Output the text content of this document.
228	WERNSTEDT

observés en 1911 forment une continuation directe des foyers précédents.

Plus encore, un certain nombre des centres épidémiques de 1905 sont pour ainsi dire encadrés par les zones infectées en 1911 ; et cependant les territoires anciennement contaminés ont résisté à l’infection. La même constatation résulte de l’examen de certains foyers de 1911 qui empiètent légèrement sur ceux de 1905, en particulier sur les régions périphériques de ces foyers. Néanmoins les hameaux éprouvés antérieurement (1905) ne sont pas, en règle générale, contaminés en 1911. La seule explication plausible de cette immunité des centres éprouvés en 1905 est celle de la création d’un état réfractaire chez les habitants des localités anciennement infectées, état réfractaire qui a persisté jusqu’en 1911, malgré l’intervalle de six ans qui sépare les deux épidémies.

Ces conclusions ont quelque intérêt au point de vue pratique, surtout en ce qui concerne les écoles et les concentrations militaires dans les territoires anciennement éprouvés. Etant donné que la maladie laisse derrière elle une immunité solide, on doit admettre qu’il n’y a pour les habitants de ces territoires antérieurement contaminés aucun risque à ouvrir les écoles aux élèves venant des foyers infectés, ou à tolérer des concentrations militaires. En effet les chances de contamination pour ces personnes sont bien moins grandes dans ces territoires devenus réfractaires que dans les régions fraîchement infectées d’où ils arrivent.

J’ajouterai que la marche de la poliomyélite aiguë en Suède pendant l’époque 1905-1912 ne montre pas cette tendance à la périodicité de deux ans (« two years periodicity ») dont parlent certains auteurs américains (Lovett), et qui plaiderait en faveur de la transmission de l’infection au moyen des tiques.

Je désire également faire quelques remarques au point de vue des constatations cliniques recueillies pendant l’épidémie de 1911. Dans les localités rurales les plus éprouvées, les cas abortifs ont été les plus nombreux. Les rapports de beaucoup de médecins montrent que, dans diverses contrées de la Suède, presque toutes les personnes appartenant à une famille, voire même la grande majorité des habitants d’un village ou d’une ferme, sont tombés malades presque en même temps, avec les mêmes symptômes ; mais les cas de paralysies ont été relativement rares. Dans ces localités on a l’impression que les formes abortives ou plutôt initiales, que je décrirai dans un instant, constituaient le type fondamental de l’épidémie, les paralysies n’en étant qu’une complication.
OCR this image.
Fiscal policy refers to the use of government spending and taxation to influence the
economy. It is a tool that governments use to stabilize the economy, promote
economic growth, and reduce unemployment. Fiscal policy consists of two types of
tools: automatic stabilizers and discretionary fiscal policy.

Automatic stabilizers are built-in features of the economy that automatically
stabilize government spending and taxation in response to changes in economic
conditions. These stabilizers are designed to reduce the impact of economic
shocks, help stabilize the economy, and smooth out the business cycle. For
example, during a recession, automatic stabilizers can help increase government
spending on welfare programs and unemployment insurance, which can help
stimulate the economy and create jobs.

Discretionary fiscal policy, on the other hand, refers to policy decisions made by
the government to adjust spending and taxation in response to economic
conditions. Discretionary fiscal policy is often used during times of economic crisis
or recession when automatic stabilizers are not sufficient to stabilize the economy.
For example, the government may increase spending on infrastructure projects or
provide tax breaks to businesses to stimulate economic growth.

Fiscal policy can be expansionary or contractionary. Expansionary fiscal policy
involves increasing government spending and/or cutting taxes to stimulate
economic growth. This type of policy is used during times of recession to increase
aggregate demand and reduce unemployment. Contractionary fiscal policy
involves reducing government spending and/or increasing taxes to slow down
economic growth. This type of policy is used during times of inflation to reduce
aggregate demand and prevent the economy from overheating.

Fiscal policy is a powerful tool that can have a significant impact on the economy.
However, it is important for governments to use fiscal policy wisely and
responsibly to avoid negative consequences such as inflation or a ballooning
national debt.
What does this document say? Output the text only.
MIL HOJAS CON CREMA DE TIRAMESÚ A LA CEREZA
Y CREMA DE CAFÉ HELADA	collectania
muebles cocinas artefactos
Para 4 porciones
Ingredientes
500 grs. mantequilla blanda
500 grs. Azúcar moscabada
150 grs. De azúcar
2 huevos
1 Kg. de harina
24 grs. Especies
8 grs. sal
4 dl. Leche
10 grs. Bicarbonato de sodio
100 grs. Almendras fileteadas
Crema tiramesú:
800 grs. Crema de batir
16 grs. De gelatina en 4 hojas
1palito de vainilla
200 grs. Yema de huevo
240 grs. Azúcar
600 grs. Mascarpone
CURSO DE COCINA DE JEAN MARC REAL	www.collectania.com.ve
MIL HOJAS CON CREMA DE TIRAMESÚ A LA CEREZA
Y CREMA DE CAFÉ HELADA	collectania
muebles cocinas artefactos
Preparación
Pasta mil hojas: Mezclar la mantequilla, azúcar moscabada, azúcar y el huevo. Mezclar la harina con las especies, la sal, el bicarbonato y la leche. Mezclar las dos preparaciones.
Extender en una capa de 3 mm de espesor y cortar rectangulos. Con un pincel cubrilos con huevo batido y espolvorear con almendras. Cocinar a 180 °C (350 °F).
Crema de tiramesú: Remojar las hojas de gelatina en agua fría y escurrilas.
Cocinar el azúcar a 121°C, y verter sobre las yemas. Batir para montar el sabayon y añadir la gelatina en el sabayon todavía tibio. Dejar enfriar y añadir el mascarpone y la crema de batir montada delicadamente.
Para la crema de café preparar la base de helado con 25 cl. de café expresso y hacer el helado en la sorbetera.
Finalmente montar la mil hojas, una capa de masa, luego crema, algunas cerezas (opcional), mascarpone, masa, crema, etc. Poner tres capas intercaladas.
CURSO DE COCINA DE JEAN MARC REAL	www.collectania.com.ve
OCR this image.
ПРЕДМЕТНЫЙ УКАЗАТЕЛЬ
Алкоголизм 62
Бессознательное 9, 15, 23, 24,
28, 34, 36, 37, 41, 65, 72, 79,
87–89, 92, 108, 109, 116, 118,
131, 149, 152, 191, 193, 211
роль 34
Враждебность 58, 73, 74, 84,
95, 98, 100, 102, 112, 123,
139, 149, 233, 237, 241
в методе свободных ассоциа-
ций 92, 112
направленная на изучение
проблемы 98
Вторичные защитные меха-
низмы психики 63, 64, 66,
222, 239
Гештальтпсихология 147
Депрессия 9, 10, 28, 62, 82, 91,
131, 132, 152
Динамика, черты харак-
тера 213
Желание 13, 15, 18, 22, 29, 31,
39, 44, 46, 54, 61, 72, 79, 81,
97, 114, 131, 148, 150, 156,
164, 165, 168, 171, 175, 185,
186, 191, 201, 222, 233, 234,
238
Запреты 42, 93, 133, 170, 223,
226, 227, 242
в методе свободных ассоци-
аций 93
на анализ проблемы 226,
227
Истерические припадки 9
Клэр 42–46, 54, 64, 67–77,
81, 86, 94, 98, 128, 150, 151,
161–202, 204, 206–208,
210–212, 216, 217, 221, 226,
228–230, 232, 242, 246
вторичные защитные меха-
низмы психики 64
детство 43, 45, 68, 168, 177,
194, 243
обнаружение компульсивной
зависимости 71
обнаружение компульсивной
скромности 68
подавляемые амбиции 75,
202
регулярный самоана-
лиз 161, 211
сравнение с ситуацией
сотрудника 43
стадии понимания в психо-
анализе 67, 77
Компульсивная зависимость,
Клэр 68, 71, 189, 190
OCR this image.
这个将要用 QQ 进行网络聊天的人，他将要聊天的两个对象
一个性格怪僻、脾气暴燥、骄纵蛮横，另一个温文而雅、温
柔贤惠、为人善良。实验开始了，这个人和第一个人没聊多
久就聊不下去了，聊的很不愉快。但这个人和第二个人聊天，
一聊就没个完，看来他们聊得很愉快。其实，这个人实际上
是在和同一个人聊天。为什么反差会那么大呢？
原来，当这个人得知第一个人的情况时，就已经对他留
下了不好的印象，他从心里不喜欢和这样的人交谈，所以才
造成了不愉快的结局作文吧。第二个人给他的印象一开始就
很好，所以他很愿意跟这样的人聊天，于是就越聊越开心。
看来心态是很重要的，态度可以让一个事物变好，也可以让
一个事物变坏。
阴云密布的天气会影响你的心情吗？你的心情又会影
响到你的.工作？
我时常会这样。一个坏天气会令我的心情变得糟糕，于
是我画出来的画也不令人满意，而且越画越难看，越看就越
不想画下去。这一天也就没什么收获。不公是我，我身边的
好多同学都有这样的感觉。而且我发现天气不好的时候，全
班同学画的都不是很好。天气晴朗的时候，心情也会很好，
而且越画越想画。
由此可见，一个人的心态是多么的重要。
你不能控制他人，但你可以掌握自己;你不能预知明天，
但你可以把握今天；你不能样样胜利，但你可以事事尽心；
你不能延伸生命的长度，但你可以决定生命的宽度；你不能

▶ **WRITTEN TASK**:
Gather each line in the entries above where the string "свободных" is found.

▶ **EXERCISE OUTPUT**:
в методе свободных ассоциа-
в методе свободных ассоци-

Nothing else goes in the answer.